Prompt:
Every line holding the string "terminant" should be copied out of the listing.

Supplied data:
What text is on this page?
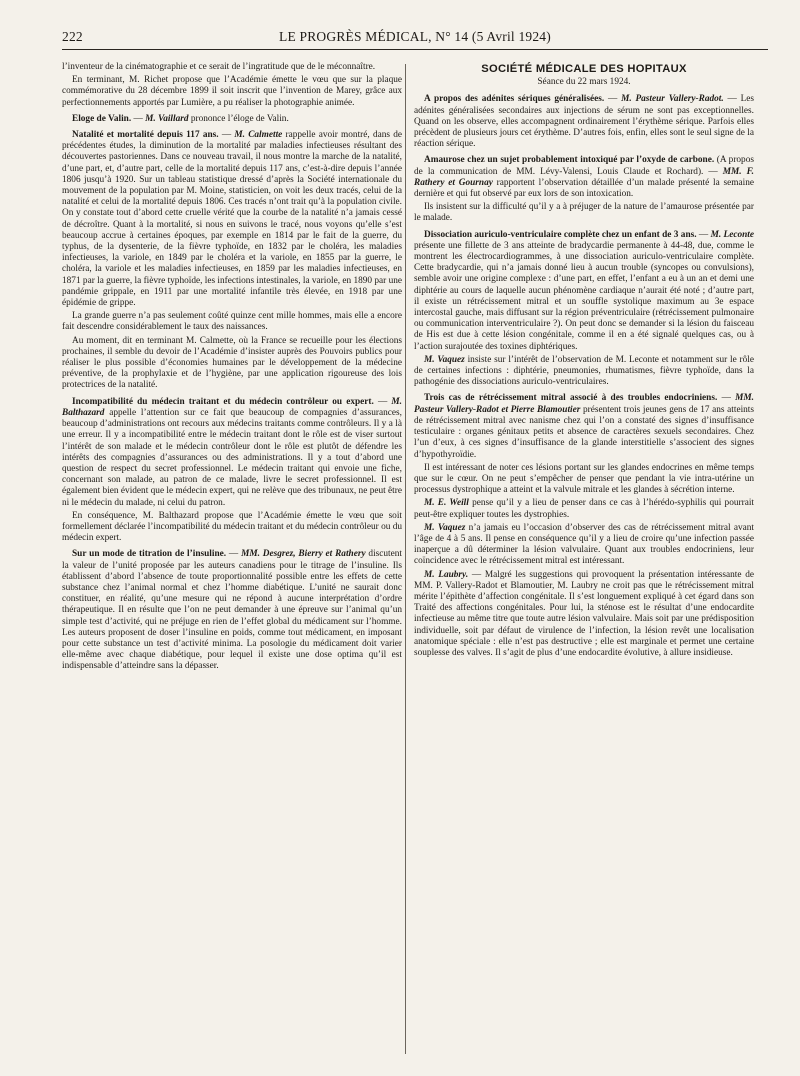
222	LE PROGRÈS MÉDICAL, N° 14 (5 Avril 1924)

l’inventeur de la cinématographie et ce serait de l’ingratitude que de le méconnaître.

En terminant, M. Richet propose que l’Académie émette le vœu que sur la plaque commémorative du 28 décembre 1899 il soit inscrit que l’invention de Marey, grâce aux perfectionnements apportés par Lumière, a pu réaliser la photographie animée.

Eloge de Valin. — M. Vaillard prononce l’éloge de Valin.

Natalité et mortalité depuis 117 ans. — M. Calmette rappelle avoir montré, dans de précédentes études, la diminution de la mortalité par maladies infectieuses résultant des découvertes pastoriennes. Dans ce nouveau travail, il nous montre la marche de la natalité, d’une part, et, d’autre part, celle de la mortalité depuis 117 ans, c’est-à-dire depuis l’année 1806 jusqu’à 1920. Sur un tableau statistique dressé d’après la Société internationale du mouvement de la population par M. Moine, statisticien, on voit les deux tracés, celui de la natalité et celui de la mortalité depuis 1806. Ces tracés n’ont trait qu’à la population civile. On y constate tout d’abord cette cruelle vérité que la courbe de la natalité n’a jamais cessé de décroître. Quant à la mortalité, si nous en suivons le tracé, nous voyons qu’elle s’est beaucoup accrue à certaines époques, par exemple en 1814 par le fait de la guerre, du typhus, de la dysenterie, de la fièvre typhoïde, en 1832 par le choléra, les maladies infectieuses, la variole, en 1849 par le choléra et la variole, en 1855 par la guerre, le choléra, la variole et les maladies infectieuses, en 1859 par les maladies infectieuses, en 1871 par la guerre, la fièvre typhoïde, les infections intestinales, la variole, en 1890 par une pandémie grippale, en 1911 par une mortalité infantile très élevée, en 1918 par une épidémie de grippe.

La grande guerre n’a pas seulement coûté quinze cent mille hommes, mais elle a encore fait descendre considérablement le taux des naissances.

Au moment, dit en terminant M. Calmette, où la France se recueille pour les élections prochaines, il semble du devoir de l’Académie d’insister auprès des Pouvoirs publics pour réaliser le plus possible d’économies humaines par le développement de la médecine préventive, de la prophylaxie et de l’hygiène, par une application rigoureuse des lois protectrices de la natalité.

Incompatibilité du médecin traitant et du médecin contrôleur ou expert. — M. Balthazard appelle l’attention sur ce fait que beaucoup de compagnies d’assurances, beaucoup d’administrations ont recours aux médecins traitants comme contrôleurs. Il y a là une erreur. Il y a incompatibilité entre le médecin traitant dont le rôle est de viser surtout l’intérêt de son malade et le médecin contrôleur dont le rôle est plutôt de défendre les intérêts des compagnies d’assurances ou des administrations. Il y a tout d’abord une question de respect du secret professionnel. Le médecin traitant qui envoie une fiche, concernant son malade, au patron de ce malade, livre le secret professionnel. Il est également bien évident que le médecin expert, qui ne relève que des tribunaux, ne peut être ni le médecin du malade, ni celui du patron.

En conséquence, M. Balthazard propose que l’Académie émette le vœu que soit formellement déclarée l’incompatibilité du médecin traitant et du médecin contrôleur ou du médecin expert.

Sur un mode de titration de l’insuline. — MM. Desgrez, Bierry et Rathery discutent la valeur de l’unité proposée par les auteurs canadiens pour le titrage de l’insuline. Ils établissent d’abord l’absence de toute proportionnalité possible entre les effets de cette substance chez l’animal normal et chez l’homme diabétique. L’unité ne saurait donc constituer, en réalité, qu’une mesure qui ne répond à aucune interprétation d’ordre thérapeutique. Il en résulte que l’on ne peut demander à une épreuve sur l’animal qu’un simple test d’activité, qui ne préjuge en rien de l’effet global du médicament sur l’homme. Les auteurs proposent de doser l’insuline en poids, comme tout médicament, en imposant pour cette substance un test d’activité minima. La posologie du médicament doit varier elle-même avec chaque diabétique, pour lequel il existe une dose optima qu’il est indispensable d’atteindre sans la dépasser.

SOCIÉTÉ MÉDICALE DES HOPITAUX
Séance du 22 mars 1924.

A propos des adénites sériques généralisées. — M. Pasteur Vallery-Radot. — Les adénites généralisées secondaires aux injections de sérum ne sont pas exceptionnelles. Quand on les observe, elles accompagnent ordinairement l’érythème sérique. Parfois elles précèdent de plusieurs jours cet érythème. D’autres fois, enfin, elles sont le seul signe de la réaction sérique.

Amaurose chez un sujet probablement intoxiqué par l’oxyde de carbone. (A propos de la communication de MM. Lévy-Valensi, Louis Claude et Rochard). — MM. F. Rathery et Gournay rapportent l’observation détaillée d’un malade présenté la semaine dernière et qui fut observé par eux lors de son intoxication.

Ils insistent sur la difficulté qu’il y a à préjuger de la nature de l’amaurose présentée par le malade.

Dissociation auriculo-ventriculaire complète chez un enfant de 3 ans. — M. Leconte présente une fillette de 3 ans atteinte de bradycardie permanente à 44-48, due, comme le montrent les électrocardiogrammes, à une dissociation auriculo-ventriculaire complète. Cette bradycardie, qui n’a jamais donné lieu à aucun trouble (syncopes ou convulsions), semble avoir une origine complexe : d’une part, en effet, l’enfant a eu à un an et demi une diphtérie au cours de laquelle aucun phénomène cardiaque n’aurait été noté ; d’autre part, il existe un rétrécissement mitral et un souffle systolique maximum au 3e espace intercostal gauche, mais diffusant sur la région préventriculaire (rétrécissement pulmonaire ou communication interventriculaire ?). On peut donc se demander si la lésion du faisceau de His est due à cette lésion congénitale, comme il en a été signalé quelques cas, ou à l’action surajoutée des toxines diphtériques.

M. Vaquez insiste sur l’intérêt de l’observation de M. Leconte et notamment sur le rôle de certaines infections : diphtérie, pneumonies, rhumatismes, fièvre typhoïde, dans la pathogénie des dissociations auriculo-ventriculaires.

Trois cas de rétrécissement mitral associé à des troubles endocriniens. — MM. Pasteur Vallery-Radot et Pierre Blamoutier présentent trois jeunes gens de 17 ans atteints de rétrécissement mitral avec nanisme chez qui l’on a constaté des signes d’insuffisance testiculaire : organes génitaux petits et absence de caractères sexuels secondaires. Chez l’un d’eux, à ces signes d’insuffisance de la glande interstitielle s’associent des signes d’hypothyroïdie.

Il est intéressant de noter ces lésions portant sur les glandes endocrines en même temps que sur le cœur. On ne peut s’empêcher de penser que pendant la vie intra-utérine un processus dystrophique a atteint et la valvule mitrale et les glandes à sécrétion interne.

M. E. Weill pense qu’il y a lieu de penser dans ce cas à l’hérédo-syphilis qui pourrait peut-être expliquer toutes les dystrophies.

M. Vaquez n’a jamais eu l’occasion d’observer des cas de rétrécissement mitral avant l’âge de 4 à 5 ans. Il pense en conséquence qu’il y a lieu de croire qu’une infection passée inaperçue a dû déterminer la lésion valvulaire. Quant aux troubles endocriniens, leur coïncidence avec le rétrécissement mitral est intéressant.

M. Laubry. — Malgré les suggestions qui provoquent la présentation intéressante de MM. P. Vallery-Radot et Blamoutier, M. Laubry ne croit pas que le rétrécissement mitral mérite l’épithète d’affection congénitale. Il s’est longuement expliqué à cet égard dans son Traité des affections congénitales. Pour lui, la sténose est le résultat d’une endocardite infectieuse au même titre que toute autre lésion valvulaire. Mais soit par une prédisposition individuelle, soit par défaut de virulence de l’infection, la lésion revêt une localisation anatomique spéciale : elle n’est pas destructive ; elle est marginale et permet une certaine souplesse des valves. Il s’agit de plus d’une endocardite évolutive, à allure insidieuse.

==

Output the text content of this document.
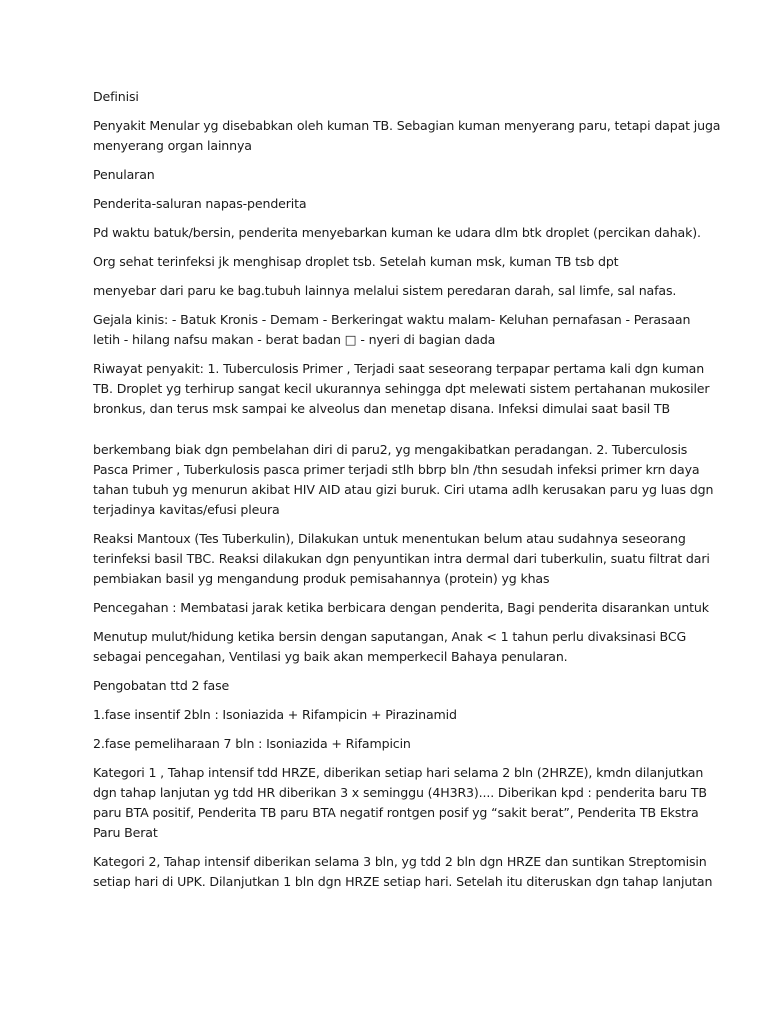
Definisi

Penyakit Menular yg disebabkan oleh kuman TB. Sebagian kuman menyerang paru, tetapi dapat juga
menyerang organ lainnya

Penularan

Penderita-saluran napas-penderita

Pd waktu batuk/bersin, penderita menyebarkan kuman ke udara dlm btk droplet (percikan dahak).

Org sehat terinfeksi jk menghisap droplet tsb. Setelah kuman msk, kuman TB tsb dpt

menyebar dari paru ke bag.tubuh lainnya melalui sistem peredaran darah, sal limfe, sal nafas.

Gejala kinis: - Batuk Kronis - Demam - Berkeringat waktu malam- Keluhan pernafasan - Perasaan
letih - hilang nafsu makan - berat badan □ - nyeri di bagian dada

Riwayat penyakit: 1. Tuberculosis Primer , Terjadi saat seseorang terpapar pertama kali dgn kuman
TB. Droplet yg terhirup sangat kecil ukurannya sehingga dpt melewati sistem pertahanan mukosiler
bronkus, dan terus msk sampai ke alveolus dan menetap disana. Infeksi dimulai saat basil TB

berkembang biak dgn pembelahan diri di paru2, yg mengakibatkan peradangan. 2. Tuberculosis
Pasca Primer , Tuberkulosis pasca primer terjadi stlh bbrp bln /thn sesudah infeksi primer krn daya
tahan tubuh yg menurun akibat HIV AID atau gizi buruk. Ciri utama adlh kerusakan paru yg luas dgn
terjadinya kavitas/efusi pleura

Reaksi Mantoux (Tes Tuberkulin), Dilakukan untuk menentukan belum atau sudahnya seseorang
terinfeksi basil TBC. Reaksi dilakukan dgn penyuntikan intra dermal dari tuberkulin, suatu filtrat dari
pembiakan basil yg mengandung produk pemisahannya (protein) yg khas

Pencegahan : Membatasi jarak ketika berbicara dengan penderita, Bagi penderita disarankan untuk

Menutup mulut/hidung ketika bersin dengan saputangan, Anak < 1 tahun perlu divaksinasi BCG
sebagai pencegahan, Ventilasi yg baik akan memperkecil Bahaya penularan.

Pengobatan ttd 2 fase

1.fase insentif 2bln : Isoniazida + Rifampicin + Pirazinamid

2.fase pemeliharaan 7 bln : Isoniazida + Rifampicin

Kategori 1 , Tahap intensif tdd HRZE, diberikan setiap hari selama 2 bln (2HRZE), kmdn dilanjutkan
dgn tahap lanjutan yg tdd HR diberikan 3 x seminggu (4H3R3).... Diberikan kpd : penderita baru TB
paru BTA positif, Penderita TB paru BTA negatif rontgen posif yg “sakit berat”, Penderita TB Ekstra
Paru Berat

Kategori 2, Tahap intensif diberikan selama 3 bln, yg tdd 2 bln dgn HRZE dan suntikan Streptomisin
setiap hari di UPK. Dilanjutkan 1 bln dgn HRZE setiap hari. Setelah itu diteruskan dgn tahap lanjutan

==

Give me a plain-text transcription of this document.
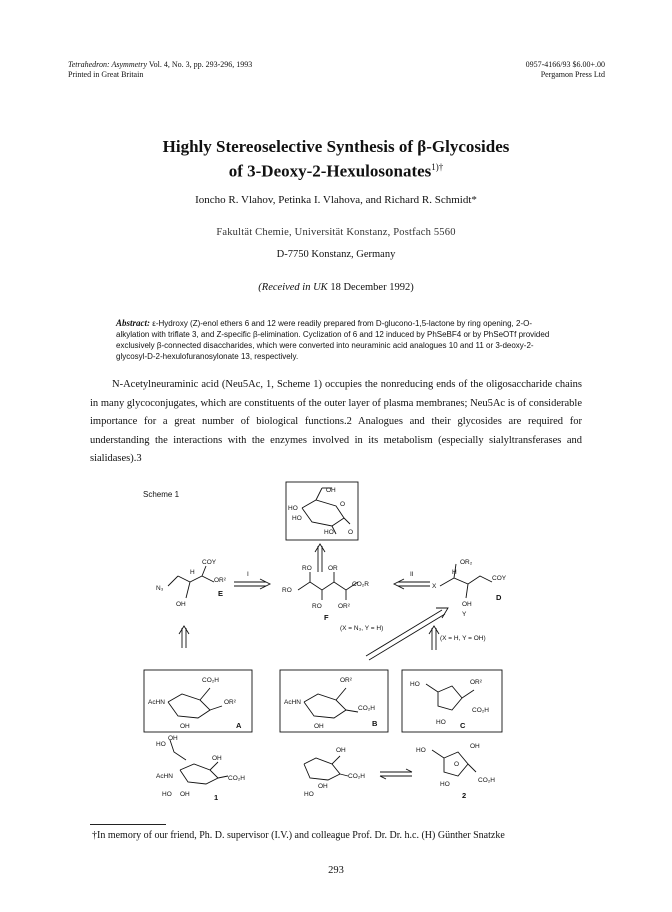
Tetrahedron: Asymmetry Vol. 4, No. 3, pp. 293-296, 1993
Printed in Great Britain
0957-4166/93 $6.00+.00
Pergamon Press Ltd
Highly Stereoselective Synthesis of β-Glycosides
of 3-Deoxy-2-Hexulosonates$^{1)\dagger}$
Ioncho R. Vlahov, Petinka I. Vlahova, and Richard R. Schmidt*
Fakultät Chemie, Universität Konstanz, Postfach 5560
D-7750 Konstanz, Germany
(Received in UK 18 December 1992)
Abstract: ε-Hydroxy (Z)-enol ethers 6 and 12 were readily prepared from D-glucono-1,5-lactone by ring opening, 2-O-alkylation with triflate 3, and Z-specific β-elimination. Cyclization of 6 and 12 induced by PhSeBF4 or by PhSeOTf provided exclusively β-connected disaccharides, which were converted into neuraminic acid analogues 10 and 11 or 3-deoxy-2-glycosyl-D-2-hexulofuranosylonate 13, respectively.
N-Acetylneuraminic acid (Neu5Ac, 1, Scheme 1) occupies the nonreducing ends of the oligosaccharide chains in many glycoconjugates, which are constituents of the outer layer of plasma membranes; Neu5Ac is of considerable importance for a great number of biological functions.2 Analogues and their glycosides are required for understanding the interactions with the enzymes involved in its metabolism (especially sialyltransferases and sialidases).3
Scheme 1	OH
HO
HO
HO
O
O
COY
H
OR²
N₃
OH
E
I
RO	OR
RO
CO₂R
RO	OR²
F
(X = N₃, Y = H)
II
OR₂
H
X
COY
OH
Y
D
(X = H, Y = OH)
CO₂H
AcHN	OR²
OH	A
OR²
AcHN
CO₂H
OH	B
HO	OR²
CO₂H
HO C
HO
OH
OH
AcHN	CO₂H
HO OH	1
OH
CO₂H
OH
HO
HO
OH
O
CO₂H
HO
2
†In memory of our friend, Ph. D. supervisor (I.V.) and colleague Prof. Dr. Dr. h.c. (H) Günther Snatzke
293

Solution to this task:
En terminant, M. Richet propose que l’Académie émette le vœu que sur la plaque commémorative du 28 décembre 1899 il soit inscrit que l’invention de Marey, grâce aux perfectionnements apportés par Lumière, a pu réaliser la photographie animée.
Au moment, dit en terminant M. Calmette, où la France se recueille pour les élections prochaines, il semble du devoir de l’Académie d’insister auprès des Pouvoirs publics pour réaliser le plus possible d’économies humaines par le développement de la médecine préventive, de la prophylaxie et de l’hygiène, par une application rigoureuse des lois protectrices de la natalité.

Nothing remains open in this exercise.